Task goal: Copy each line of the entries beneath that contains the word "name".

=== Material supplied ===

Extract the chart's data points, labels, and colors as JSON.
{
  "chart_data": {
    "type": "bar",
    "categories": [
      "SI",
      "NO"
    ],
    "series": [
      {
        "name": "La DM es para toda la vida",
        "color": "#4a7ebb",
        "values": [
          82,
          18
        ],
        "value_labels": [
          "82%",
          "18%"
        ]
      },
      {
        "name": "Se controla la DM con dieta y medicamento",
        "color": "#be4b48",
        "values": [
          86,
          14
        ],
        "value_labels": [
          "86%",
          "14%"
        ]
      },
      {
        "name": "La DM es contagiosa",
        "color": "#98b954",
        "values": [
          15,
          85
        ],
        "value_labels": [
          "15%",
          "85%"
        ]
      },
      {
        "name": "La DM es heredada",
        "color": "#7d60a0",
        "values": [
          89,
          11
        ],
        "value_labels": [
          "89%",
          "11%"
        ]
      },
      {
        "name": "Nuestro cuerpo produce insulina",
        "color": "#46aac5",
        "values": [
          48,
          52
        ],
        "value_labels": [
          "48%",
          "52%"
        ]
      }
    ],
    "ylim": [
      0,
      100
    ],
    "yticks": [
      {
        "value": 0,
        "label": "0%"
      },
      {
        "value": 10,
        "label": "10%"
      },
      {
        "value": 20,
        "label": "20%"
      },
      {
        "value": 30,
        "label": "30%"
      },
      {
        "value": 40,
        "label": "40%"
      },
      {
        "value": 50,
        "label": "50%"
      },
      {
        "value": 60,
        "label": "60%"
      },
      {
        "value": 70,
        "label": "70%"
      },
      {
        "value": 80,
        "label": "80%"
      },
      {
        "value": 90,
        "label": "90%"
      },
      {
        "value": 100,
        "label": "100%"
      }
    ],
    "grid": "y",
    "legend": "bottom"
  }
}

===

Output below:
        "name": "La DM es para toda la vida",
        "name": "Se controla la DM con dieta y medicamento",
        "name": "La DM es contagiosa",
        "name": "La DM es heredada",
        "name": "Nuestro cuerpo produce insulina",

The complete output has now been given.